- [Instruction]: In the data below, find every line with the string "EURTRY" and pull it out.

- [Entries with figure data]:
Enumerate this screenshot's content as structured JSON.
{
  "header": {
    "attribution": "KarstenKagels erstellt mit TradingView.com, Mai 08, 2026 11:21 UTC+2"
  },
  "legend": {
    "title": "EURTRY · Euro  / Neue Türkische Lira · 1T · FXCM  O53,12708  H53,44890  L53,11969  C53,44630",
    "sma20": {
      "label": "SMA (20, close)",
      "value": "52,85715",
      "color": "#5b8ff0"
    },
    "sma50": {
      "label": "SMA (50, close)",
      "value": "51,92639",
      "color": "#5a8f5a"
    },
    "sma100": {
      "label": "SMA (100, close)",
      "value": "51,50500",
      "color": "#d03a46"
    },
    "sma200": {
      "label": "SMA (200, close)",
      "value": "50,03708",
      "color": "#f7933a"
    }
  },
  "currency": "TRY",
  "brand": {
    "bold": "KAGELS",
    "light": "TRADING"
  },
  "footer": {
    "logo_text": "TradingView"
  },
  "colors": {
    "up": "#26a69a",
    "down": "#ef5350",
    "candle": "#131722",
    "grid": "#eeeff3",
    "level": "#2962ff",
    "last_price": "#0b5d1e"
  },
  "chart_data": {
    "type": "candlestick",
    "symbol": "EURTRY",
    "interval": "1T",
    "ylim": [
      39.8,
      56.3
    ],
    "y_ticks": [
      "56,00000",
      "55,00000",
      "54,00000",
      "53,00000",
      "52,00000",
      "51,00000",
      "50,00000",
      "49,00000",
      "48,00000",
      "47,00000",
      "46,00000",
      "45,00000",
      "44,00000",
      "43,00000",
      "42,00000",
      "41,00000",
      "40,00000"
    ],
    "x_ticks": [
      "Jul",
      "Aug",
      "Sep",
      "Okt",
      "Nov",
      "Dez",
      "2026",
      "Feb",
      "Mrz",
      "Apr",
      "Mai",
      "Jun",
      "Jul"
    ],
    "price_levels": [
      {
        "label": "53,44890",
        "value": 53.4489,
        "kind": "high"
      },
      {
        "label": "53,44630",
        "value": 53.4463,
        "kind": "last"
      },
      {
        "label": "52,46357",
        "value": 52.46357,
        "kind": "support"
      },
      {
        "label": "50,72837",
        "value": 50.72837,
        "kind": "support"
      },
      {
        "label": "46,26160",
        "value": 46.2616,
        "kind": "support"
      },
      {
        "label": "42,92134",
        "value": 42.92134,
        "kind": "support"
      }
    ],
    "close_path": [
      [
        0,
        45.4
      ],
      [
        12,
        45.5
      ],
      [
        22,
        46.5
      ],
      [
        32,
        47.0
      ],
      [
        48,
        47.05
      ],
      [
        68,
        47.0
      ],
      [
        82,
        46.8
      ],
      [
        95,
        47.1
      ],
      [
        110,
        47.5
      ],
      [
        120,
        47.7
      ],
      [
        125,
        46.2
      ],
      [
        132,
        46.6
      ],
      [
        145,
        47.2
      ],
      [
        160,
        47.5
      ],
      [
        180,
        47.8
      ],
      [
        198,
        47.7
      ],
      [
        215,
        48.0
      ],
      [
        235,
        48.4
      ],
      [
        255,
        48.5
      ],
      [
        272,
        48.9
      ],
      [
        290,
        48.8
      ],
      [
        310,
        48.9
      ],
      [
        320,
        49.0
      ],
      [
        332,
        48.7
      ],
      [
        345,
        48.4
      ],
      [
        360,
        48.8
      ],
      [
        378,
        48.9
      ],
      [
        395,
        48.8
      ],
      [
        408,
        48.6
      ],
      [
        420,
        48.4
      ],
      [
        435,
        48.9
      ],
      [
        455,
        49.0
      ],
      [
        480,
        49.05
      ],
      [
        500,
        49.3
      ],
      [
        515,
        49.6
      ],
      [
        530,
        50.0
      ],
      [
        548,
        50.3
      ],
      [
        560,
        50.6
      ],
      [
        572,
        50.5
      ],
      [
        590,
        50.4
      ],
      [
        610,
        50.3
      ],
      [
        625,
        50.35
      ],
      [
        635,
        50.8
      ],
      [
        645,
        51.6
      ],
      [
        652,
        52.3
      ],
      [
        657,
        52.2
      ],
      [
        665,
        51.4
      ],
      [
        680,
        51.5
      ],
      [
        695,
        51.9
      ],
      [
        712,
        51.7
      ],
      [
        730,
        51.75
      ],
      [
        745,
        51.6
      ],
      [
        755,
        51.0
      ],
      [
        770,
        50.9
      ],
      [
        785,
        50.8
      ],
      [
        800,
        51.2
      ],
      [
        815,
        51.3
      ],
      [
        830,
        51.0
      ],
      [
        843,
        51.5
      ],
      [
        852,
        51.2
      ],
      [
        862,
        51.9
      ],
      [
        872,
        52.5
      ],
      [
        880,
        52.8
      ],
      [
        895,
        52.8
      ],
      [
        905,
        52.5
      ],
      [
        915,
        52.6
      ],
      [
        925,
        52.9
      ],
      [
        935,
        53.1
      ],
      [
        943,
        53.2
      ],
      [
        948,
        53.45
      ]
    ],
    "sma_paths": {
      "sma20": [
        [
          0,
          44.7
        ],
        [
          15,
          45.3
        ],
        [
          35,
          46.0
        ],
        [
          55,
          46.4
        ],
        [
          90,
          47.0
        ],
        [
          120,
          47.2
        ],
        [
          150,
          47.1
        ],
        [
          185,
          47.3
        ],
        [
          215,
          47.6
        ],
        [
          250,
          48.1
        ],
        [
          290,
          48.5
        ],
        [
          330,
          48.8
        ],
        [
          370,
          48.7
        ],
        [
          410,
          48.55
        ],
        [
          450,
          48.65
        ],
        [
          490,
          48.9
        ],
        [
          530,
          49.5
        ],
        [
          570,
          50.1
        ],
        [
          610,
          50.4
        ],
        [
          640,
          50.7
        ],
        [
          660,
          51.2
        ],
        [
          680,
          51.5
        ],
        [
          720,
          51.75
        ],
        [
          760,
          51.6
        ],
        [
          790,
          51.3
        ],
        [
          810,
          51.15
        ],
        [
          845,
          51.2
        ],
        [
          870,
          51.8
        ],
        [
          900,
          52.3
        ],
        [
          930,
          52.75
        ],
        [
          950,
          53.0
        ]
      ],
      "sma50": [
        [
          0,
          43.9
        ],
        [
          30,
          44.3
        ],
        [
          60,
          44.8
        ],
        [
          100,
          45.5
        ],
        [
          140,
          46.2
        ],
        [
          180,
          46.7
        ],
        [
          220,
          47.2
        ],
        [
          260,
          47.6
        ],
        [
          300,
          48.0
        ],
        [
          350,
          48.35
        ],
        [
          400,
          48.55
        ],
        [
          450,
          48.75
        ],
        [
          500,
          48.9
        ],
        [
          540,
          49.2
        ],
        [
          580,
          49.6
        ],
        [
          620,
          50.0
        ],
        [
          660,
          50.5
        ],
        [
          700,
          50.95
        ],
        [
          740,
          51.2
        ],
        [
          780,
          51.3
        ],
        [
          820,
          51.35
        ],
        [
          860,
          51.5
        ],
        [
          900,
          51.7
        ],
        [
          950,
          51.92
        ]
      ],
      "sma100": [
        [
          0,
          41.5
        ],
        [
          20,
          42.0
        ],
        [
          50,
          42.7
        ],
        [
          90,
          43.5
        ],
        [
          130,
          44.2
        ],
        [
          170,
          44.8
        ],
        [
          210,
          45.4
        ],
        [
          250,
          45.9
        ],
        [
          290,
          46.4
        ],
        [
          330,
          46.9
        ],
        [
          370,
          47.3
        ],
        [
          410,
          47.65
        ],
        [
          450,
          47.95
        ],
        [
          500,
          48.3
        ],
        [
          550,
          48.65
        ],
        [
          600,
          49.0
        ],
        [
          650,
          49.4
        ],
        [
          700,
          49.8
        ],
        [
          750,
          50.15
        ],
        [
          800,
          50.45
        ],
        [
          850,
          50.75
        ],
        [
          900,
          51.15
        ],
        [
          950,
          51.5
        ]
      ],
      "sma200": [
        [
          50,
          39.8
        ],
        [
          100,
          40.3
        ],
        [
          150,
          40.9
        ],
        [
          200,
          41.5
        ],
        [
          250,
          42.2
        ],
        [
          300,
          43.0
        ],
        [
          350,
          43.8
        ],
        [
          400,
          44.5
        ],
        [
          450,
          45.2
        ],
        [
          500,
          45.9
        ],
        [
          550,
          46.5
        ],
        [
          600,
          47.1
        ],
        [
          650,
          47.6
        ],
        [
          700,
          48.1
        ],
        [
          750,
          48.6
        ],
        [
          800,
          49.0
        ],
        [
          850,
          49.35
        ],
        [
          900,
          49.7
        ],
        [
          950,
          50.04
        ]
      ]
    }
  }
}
...
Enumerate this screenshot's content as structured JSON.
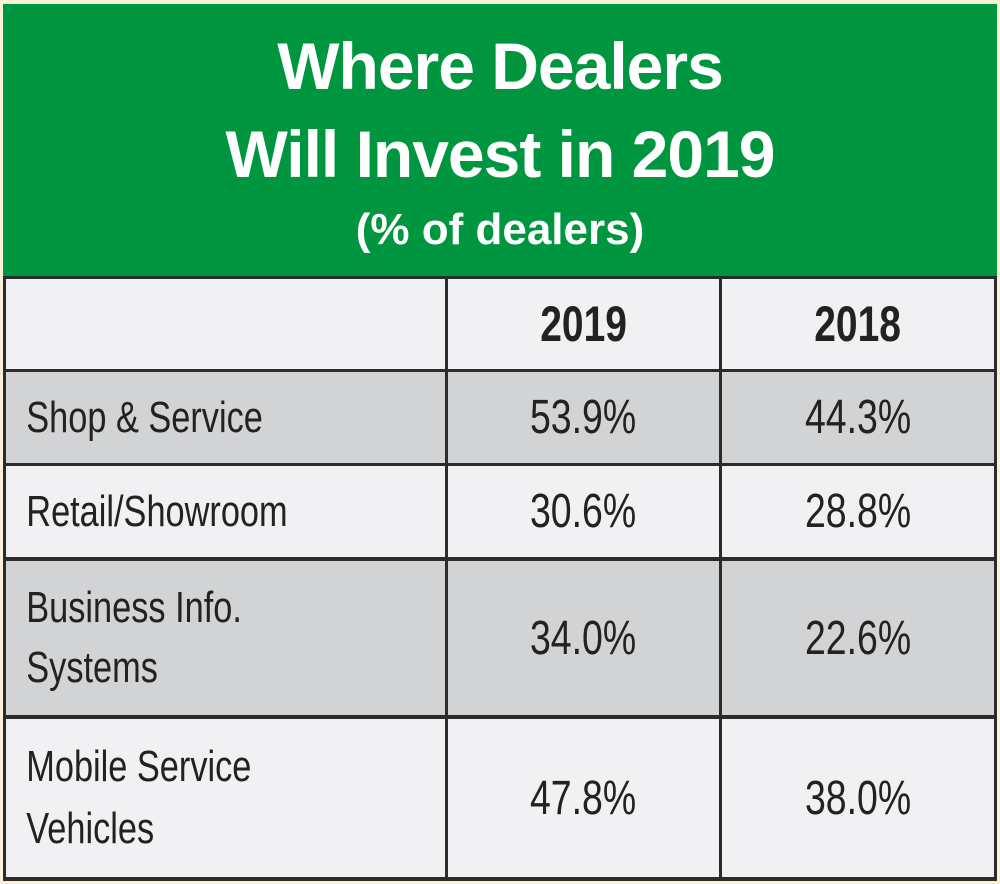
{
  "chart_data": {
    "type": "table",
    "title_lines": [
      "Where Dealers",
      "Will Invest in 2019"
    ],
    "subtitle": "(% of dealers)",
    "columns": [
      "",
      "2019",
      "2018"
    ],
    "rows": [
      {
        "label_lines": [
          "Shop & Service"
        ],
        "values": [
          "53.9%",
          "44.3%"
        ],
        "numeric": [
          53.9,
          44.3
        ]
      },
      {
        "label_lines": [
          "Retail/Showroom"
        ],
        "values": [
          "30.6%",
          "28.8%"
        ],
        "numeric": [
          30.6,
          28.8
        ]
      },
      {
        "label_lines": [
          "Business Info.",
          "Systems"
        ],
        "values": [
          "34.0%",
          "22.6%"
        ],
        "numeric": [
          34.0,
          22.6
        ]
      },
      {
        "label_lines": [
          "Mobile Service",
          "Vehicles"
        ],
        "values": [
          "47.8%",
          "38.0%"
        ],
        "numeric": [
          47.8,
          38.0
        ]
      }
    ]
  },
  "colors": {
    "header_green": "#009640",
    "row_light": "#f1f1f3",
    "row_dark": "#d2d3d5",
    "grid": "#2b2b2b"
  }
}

- [Reply]:
    "title": "EURTRY · Euro  / Neue Türkische Lira · 1T · FXCM  O53,12708  H53,44890  L53,11969  C53,44630",
    "symbol": "EURTRY",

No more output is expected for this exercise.